* **Instruction**
Below are some entries. Copy each line that holds the string "Load".
↓↓↓
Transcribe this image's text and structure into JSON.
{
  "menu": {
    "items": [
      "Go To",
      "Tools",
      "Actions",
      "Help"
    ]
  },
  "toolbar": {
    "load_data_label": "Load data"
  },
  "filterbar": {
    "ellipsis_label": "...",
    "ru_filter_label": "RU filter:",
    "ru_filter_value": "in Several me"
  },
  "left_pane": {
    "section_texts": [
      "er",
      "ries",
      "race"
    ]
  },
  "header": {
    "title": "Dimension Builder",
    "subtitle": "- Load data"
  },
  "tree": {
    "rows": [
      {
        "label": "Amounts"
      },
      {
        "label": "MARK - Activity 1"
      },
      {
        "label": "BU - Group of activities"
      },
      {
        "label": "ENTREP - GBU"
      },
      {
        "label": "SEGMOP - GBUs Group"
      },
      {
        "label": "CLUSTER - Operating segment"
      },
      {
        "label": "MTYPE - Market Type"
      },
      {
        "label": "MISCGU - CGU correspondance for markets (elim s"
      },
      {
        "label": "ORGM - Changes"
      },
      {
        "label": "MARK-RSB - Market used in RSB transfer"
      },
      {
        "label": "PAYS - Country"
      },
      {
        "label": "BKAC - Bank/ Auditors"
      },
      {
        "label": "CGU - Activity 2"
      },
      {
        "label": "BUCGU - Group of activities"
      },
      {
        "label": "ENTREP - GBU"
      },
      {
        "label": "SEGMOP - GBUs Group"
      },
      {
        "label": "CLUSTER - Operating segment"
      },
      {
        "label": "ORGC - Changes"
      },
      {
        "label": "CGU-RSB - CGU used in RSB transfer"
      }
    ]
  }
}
↑↑↑
* **Problem solution**
    "load_data_label": "Load data"
    "subtitle": "- Load data"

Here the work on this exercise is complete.